(Chart and figure data)
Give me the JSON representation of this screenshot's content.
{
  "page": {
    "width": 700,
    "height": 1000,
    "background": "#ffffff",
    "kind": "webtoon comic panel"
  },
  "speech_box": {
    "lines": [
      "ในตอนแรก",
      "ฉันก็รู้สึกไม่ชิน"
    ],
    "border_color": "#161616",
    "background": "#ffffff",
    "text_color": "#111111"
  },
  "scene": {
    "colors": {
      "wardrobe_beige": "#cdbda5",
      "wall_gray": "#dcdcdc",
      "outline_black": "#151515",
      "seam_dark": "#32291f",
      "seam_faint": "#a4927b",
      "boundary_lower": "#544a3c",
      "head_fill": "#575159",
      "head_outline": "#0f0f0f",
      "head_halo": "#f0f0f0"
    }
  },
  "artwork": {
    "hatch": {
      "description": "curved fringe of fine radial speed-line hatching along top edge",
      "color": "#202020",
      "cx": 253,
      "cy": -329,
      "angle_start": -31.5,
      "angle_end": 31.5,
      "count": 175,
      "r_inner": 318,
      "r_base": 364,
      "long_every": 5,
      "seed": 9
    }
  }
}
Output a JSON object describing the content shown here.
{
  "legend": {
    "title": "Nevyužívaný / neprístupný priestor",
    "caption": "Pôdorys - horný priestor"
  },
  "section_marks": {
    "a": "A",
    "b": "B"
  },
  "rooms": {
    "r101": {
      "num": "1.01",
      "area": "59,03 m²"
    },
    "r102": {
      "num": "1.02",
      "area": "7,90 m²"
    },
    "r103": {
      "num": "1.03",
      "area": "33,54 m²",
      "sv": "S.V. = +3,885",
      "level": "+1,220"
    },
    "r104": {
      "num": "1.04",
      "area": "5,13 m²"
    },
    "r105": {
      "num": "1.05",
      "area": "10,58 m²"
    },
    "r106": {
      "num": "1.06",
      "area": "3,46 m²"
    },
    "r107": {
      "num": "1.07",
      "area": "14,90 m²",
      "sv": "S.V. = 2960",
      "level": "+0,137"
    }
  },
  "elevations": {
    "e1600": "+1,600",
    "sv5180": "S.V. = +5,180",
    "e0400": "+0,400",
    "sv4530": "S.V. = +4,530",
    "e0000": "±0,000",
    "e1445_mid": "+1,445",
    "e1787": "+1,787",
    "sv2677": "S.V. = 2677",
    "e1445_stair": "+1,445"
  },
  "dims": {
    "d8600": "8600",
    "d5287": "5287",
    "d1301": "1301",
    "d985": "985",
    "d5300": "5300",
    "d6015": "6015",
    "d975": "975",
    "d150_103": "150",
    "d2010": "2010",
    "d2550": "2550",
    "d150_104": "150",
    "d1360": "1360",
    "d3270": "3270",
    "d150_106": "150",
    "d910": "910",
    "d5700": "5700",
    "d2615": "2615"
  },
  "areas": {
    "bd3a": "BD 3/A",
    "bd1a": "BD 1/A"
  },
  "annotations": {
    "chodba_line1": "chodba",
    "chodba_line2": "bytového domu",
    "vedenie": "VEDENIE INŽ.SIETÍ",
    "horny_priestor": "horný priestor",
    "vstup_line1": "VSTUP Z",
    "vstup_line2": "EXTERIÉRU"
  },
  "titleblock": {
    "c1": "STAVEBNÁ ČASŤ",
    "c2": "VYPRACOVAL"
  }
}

__Directions__
Each record above should be returned exactly as it appears.

__The result__
Give me the JSON representation of this screenshot's content.
{
  "page": {
    "width": 700,
    "height": 1000,
    "background": "#ffffff",
    "kind": "webtoon comic panel"
  },
  "speech_box": {
    "lines": [
      "ในตอนแรก",
      "ฉันก็รู้สึกไม่ชิน"
    ],
    "border_color": "#161616",
    "background": "#ffffff",
    "text_color": "#111111"
  },
  "scene": {
    "colors": {
      "wardrobe_beige": "#cdbda5",
      "wall_gray": "#dcdcdc",
      "outline_black": "#151515",
      "seam_dark": "#32291f",
      "seam_faint": "#a4927b",
      "boundary_lower": "#544a3c",
      "head_fill": "#575159",
      "head_outline": "#0f0f0f",
      "head_halo": "#f0f0f0"
    }
  },
  "artwork": {
    "hatch": {
      "description": "curved fringe of fine radial speed-line hatching along top edge",
      "color": "#202020",
      "cx": 253,
      "cy": -329,
      "angle_start": -31.5,
      "angle_end": 31.5,
      "count": 175,
      "r_inner": 318,
      "r_base": 364,
      "long_every": 5,
      "seed": 9
    }
  }
}
Output a JSON object describing the content shown here.
{
  "legend": {
    "title": "Nevyužívaný / neprístupný priestor",
    "caption": "Pôdorys - horný priestor"
  },
  "section_marks": {
    "a": "A",
    "b": "B"
  },
  "rooms": {
    "r101": {
      "num": "1.01",
      "area": "59,03 m²"
    },
    "r102": {
      "num": "1.02",
      "area": "7,90 m²"
    },
    "r103": {
      "num": "1.03",
      "area": "33,54 m²",
      "sv": "S.V. = +3,885",
      "level": "+1,220"
    },
    "r104": {
      "num": "1.04",
      "area": "5,13 m²"
    },
    "r105": {
      "num": "1.05",
      "area": "10,58 m²"
    },
    "r106": {
      "num": "1.06",
      "area": "3,46 m²"
    },
    "r107": {
      "num": "1.07",
      "area": "14,90 m²",
      "sv": "S.V. = 2960",
      "level": "+0,137"
    }
  },
  "elevations": {
    "e1600": "+1,600",
    "sv5180": "S.V. = +5,180",
    "e0400": "+0,400",
    "sv4530": "S.V. = +4,530",
    "e0000": "±0,000",
    "e1445_mid": "+1,445",
    "e1787": "+1,787",
    "sv2677": "S.V. = 2677",
    "e1445_stair": "+1,445"
  },
  "dims": {
    "d8600": "8600",
    "d5287": "5287",
    "d1301": "1301",
    "d985": "985",
    "d5300": "5300",
    "d6015": "6015",
    "d975": "975",
    "d150_103": "150",
    "d2010": "2010",
    "d2550": "2550",
    "d150_104": "150",
    "d1360": "1360",
    "d3270": "3270",
    "d150_106": "150",
    "d910": "910",
    "d5700": "5700",
    "d2615": "2615"
  },
  "areas": {
    "bd3a": "BD 3/A",
    "bd1a": "BD 1/A"
  },
  "annotations": {
    "chodba_line1": "chodba",
    "chodba_line2": "bytového domu",
    "vedenie": "VEDENIE INŽ.SIETÍ",
    "horny_priestor": "horný priestor",
    "vstup_line1": "VSTUP Z",
    "vstup_line2": "EXTERIÉRU"
  },
  "titleblock": {
    "c1": "STAVEBNÁ ČASŤ",
    "c2": "VYPRACOVAL"
  }
}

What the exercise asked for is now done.